• Stated problem: For each line below that includes the word "publication", make a copy.

--------------------------------------------------

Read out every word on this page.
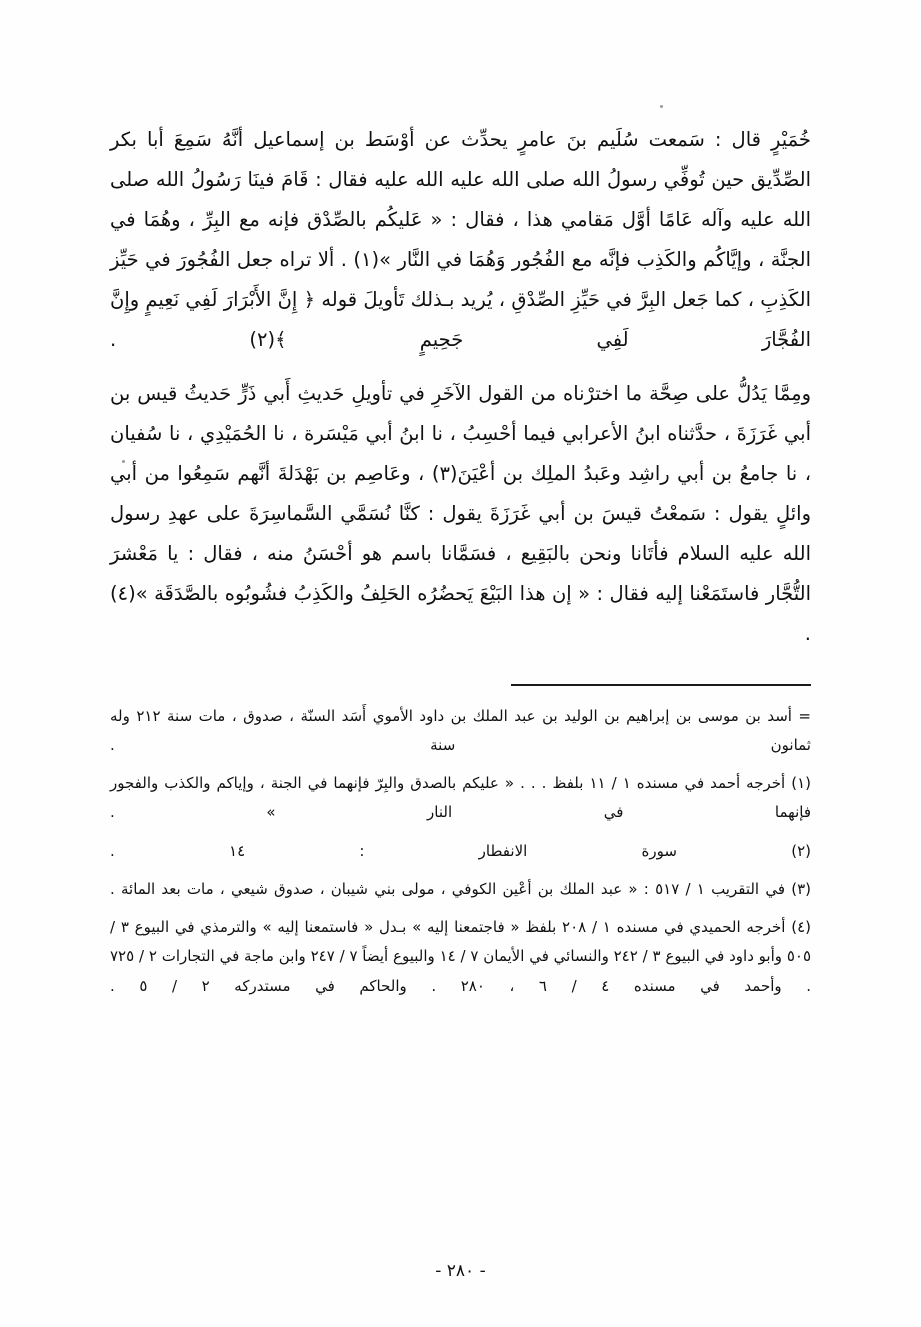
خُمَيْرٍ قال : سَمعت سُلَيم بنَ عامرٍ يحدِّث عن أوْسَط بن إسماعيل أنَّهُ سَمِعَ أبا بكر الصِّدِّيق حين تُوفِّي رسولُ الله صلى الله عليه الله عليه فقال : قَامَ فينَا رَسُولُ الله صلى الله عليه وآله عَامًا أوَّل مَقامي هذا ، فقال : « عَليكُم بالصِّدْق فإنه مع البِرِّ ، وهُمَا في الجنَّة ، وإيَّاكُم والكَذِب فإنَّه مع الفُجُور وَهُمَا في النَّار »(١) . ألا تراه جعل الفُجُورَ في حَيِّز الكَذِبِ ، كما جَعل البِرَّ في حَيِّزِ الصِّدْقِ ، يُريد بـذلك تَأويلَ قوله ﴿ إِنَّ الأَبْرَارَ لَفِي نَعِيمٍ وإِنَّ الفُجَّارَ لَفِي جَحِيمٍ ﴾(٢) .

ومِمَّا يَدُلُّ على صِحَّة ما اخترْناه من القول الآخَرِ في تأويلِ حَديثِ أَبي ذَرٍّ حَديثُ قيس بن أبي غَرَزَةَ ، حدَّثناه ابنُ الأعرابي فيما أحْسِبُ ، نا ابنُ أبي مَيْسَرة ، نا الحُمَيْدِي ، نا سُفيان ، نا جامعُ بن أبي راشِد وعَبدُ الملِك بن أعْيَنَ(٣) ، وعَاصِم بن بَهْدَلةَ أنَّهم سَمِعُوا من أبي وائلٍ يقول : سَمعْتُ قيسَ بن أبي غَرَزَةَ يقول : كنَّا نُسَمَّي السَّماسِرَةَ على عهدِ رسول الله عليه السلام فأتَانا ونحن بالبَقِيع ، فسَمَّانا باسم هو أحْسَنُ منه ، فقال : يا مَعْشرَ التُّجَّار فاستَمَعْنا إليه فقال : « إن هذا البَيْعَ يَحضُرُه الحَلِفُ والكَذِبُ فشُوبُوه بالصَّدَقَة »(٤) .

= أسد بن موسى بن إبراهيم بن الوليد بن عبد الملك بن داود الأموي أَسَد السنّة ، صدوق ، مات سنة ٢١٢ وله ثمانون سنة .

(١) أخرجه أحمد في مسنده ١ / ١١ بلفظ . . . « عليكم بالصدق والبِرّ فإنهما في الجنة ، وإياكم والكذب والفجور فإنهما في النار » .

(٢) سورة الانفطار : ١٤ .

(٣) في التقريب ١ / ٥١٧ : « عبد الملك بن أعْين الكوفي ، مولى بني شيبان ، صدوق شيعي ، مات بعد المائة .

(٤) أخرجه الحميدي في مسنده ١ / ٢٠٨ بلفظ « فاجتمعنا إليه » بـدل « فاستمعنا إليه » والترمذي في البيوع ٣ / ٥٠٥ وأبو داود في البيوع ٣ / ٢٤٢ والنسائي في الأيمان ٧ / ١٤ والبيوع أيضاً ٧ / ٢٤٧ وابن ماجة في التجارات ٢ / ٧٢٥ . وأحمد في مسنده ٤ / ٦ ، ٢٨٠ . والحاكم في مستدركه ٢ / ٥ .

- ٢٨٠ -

--------------------------------------------------

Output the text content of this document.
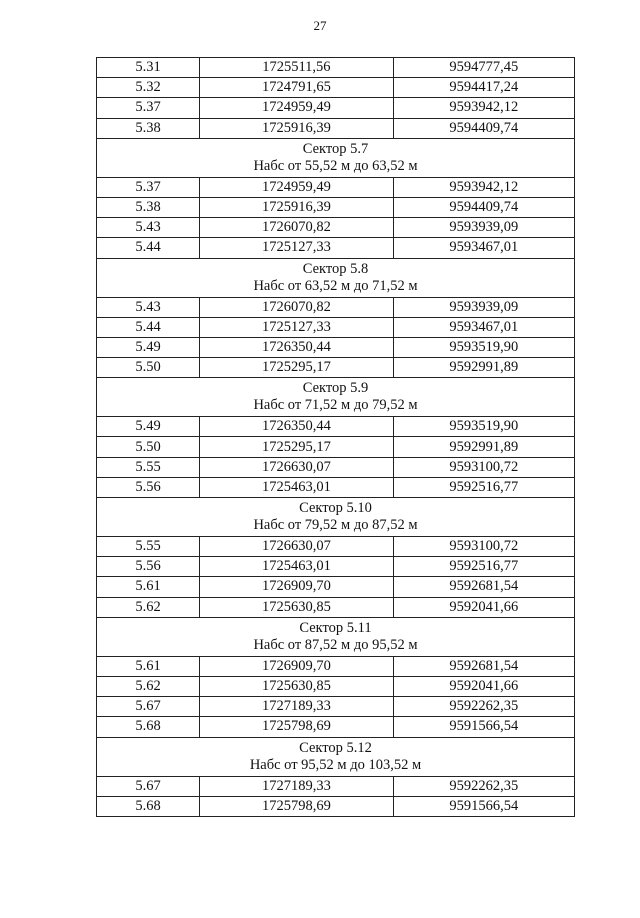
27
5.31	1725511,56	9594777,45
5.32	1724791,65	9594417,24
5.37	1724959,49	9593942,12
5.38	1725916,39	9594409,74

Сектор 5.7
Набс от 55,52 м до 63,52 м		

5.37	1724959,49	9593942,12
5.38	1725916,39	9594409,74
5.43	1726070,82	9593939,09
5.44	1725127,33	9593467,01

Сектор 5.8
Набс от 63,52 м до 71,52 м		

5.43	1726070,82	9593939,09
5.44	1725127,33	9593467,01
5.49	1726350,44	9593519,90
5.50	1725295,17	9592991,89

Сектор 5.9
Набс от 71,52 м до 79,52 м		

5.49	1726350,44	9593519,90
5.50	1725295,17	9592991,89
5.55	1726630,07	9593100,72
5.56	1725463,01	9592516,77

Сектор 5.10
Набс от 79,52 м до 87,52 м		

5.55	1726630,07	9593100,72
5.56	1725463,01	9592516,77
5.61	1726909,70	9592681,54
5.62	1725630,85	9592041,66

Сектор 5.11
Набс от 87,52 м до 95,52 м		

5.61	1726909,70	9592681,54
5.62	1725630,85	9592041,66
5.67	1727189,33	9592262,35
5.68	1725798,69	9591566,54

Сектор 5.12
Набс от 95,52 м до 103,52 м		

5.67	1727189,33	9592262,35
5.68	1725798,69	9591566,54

--------------------------------------------------

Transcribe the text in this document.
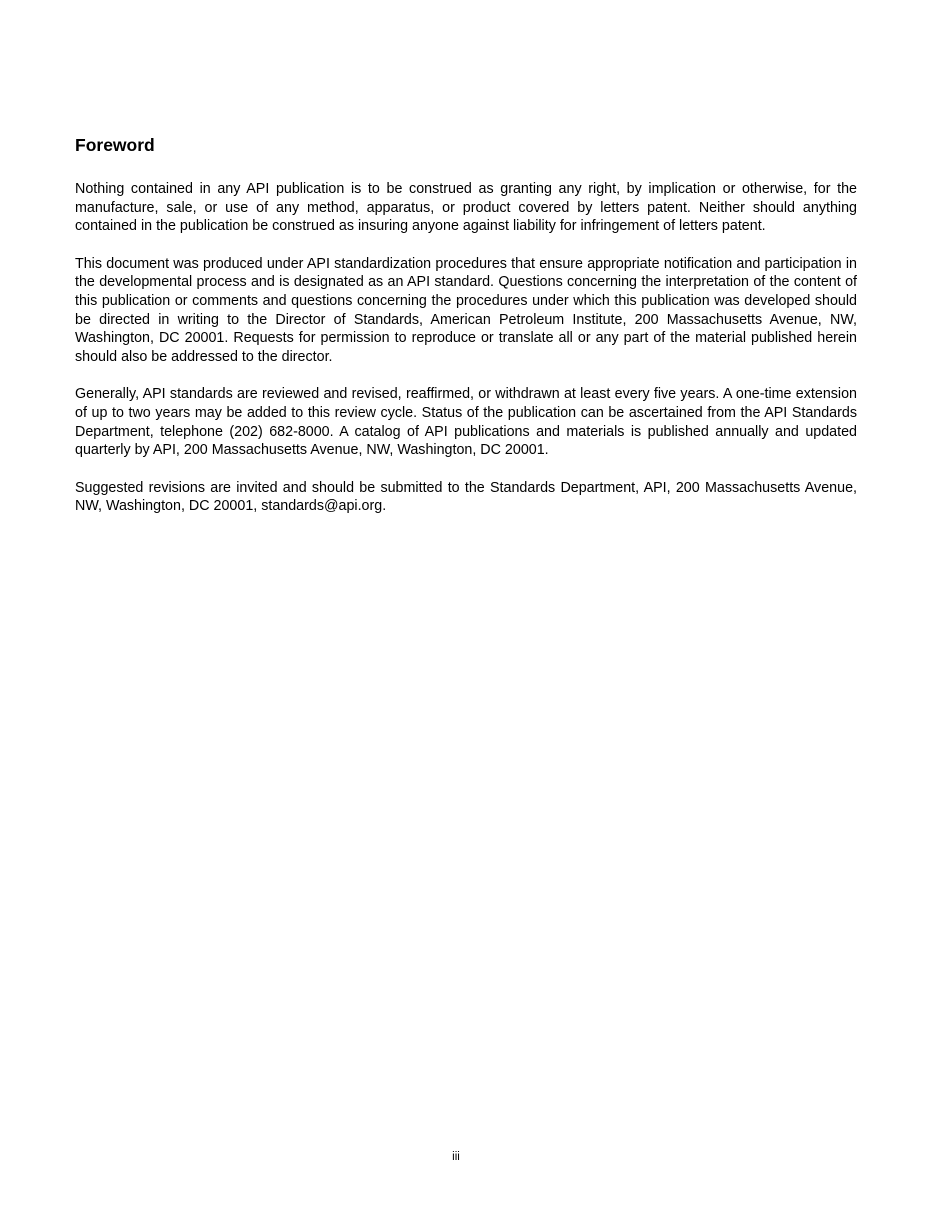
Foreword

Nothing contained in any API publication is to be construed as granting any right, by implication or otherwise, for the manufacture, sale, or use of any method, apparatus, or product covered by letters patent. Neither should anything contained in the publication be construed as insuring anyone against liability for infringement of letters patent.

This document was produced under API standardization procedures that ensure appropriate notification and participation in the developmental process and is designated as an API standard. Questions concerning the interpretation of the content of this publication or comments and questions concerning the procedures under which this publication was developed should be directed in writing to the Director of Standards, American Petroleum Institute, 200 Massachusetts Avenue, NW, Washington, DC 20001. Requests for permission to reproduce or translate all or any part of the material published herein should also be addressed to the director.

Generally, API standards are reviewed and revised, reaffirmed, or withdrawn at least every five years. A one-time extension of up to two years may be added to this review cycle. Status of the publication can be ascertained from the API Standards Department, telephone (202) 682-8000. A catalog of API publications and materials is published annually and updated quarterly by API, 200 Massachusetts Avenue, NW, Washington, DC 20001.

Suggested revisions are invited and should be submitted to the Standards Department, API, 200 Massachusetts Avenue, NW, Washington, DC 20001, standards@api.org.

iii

--------------------------------------------------

• The output:
Nothing contained in any API publication is to be construed as granting any right, by implication or otherwise, for the manufacture, sale, or use of any method, apparatus, or product covered by letters patent. Neither should anything contained in the publication be construed as insuring anyone against liability for infringement of letters patent.
This document was produced under API standardization procedures that ensure appropriate notification and participation in the developmental process and is designated as an API standard. Questions concerning the interpretation of the content of this publication or comments and questions concerning the procedures under which this publication was developed should be directed in writing to the Director of Standards, American Petroleum Institute, 200 Massachusetts Avenue, NW, Washington, DC 20001. Requests for permission to reproduce or translate all or any part of the material published herein should also be addressed to the director.
Generally, API standards are reviewed and revised, reaffirmed, or withdrawn at least every five years. A one-time extension of up to two years may be added to this review cycle. Status of the publication can be ascertained from the API Standards Department, telephone (202) 682-8000. A catalog of API publications and materials is published annually and updated quarterly by API, 200 Massachusetts Avenue, NW, Washington, DC 20001.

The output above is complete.